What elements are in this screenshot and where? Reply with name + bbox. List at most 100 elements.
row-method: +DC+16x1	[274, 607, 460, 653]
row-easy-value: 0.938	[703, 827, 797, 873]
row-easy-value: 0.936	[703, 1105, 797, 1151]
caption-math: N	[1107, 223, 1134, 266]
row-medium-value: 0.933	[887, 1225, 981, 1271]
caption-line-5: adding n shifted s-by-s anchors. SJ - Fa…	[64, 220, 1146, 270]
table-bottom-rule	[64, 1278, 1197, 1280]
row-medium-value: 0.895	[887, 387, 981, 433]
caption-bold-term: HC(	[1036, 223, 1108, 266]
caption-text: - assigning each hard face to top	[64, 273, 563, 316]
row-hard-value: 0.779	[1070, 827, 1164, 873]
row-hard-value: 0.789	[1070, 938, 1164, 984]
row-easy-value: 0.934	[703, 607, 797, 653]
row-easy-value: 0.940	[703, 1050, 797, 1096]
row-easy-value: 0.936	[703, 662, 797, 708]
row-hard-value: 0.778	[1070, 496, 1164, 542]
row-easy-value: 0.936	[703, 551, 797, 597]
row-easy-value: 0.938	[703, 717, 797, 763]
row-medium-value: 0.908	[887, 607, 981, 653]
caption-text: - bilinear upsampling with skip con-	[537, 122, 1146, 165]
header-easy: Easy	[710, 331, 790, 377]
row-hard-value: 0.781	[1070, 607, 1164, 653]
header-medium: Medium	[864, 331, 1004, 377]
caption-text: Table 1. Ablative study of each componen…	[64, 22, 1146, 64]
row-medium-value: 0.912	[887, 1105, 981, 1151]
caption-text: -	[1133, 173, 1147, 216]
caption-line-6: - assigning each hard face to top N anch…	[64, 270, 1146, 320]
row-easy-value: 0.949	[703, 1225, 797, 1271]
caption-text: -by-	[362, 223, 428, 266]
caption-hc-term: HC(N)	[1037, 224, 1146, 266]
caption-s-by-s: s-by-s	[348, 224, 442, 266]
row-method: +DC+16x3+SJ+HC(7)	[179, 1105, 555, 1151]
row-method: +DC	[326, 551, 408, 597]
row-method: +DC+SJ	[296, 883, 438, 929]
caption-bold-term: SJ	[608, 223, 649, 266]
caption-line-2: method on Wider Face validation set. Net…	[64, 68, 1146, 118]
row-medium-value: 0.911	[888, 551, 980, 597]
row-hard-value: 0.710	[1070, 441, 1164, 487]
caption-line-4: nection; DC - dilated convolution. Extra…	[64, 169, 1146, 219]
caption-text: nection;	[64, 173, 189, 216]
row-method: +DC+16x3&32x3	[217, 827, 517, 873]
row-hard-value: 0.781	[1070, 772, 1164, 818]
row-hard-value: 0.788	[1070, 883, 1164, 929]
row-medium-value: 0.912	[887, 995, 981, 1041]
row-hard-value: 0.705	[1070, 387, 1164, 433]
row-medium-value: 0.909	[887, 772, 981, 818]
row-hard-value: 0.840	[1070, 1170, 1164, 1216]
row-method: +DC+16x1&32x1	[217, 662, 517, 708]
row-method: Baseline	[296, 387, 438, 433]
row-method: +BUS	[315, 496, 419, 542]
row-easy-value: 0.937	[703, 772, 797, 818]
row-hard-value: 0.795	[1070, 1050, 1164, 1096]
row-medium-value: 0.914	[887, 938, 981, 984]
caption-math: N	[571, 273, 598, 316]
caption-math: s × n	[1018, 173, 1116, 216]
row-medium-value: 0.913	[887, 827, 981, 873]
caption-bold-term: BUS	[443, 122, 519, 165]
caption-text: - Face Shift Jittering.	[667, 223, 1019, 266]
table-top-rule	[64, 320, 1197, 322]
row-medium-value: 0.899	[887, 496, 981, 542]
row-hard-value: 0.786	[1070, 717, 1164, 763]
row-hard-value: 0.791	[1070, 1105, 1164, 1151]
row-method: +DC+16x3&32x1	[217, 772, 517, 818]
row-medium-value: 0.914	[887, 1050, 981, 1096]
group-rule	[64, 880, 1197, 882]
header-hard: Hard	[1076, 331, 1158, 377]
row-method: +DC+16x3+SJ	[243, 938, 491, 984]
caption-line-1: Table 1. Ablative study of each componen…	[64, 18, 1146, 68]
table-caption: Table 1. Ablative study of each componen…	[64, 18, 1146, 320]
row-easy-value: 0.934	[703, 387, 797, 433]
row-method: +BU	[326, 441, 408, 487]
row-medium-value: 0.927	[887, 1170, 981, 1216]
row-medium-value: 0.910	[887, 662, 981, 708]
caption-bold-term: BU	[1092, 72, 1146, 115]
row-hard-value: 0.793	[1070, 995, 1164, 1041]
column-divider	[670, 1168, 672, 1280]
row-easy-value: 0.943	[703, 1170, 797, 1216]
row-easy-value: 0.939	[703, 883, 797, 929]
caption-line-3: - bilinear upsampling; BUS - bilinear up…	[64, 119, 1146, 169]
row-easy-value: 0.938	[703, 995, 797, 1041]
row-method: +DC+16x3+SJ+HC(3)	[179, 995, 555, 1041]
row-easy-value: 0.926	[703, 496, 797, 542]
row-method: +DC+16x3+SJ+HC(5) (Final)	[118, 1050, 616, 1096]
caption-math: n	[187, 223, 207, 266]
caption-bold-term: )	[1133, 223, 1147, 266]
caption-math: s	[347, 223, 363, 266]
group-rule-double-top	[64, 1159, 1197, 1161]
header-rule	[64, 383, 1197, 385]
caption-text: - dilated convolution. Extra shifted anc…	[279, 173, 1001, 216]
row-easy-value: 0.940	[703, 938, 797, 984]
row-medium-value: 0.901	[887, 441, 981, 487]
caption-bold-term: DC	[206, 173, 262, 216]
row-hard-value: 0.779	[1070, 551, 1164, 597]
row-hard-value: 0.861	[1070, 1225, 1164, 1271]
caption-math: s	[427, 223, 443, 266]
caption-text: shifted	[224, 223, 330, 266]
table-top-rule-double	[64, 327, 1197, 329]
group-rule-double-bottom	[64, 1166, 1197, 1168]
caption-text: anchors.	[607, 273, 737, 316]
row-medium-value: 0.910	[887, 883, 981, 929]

══════

Write out all of the rows above as a numbered list, dropping any blank lines.

» Response:
1. What elements are in this screenshot and where? Reply with name + bbox. List at most 100 elements.
2. row-method: +DC+16x1	[274, 607, 460, 653]
3. row-easy-value: 0.938	[703, 827, 797, 873]
4. row-easy-value: 0.936	[703, 1105, 797, 1151]
5. caption-math: N	[1107, 223, 1134, 266]
6. row-medium-value: 0.933	[887, 1225, 981, 1271]
7. caption-line-5: adding n shifted s-by-s anchors. SJ - Fa…	[64, 220, 1146, 270]
8. table-bottom-rule	[64, 1278, 1197, 1280]
9. row-medium-value: 0.895	[887, 387, 981, 433]
10. caption-bold-term: HC(	[1036, 223, 1108, 266]
11. caption-text: - assigning each hard face to top	[64, 273, 563, 316]
12. row-hard-value: 0.779	[1070, 827, 1164, 873]
13. row-hard-value: 0.789	[1070, 938, 1164, 984]
14. row-easy-value: 0.934	[703, 607, 797, 653]
15. row-easy-value: 0.940	[703, 1050, 797, 1096]
16. row-easy-value: 0.936	[703, 662, 797, 708]
17. row-hard-value: 0.778	[1070, 496, 1164, 542]
18. row-easy-value: 0.936	[703, 551, 797, 597]
19. row-easy-value: 0.938	[703, 717, 797, 763]
20. row-medium-value: 0.908	[887, 607, 981, 653]
21. caption-text: - bilinear upsampling with skip con-	[537, 122, 1146, 165]
22. header-easy: Easy	[710, 331, 790, 377]
23. row-hard-value: 0.781	[1070, 607, 1164, 653]
24. header-medium: Medium	[864, 331, 1004, 377]
25. caption-text: Table 1. Ablative study of each componen…	[64, 22, 1146, 64]
26. row-medium-value: 0.912	[887, 1105, 981, 1151]
27. caption-text: -	[1133, 173, 1147, 216]
28. caption-line-6: - assigning each hard face to top N anch…	[64, 270, 1146, 320]
29. row-easy-value: 0.949	[703, 1225, 797, 1271]
30. caption-text: -by-	[362, 223, 428, 266]
31. caption-hc-term: HC(N)	[1037, 224, 1146, 266]
32. caption-s-by-s: s-by-s	[348, 224, 442, 266]
33. row-method: +DC+16x3+SJ+HC(7)	[179, 1105, 555, 1151]
34. row-method: +DC	[326, 551, 408, 597]
35. row-method: +DC+SJ	[296, 883, 438, 929]
36. caption-bold-term: SJ	[608, 223, 649, 266]
37. caption-line-2: method on Wider Face validation set. Net…	[64, 68, 1146, 118]
38. row-medium-value: 0.911	[888, 551, 980, 597]
39. row-hard-value: 0.710	[1070, 441, 1164, 487]
40. caption-line-4: nection; DC - dilated convolution. Extra…	[64, 169, 1146, 219]
41. caption-text: nection;	[64, 173, 189, 216]
42. row-method: +DC+16x3&32x3	[217, 827, 517, 873]
43. row-hard-value: 0.781	[1070, 772, 1164, 818]
44. row-hard-value: 0.788	[1070, 883, 1164, 929]
45. row-medium-value: 0.912	[887, 995, 981, 1041]
46. row-hard-value: 0.705	[1070, 387, 1164, 433]
47. row-medium-value: 0.909	[887, 772, 981, 818]
48. row-hard-value: 0.840	[1070, 1170, 1164, 1216]
49. row-method: +DC+16x1&32x1	[217, 662, 517, 708]
50. row-method: Baseline	[296, 387, 438, 433]
51. row-method: +BUS	[315, 496, 419, 542]
52. row-easy-value: 0.937	[703, 772, 797, 818]
53. row-hard-value: 0.795	[1070, 1050, 1164, 1096]
54. row-medium-value: 0.914	[887, 938, 981, 984]
55. caption-math: N	[571, 273, 598, 316]
56. caption-math: s × n	[1018, 173, 1116, 216]
57. row-medium-value: 0.913	[887, 827, 981, 873]
58. caption-bold-term: BUS	[443, 122, 519, 165]
59. caption-text: - Face Shift Jittering.	[667, 223, 1019, 266]
60. table-top-rule	[64, 320, 1197, 322]
61. row-medium-value: 0.899	[887, 496, 981, 542]
62. row-hard-value: 0.786	[1070, 717, 1164, 763]
63. row-hard-value: 0.791	[1070, 1105, 1164, 1151]
64. row-method: +DC+16x3&32x1	[217, 772, 517, 818]
65. row-medium-value: 0.914	[887, 1050, 981, 1096]
66. group-rule	[64, 880, 1197, 882]
67. header-hard: Hard	[1076, 331, 1158, 377]
68. row-method: +DC+16x3+SJ	[243, 938, 491, 984]
69. caption-line-1: Table 1. Ablative study of each componen…	[64, 18, 1146, 68]
70. table-caption: Table 1. Ablative study of each componen…	[64, 18, 1146, 320]
71. row-easy-value: 0.934	[703, 387, 797, 433]
72. row-method: +BU	[326, 441, 408, 487]
73. row-medium-value: 0.927	[887, 1170, 981, 1216]
74. row-medium-value: 0.910	[887, 662, 981, 708]
75. caption-bold-term: BU	[1092, 72, 1146, 115]
76. row-hard-value: 0.793	[1070, 995, 1164, 1041]
77. column-divider	[670, 1168, 672, 1280]
78. row-easy-value: 0.943	[703, 1170, 797, 1216]
79. row-easy-value: 0.939	[703, 883, 797, 929]
80. caption-line-3: - bilinear upsampling; BUS - bilinear up…	[64, 119, 1146, 169]
81. row-easy-value: 0.938	[703, 995, 797, 1041]
82. row-method: +DC+16x3+SJ+HC(3)	[179, 995, 555, 1041]
83. row-easy-value: 0.926	[703, 496, 797, 542]
84. row-method: +DC+16x3+SJ+HC(5) (Final)	[118, 1050, 616, 1096]
85. caption-math: n	[187, 223, 207, 266]
86. caption-bold-term: )	[1133, 223, 1147, 266]
87. caption-math: s	[347, 223, 363, 266]
88. group-rule-double-top	[64, 1159, 1197, 1161]
89. header-rule	[64, 383, 1197, 385]
90. caption-text: - dilated convolution. Extra shifted anc…	[279, 173, 1001, 216]
91. row-easy-value: 0.940	[703, 938, 797, 984]
92. row-medium-value: 0.901	[887, 441, 981, 487]
93. caption-bold-term: DC	[206, 173, 262, 216]
94. row-hard-value: 0.779	[1070, 551, 1164, 597]
95. row-hard-value: 0.861	[1070, 1225, 1164, 1271]
96. caption-math: s	[427, 223, 443, 266]
97. caption-text: shifted	[224, 223, 330, 266]
98. table-top-rule-double	[64, 327, 1197, 329]
99. group-rule-double-bottom	[64, 1166, 1197, 1168]
100. caption-text: anchors.	[607, 273, 737, 316]
101. row-medium-value: 0.910	[887, 883, 981, 929]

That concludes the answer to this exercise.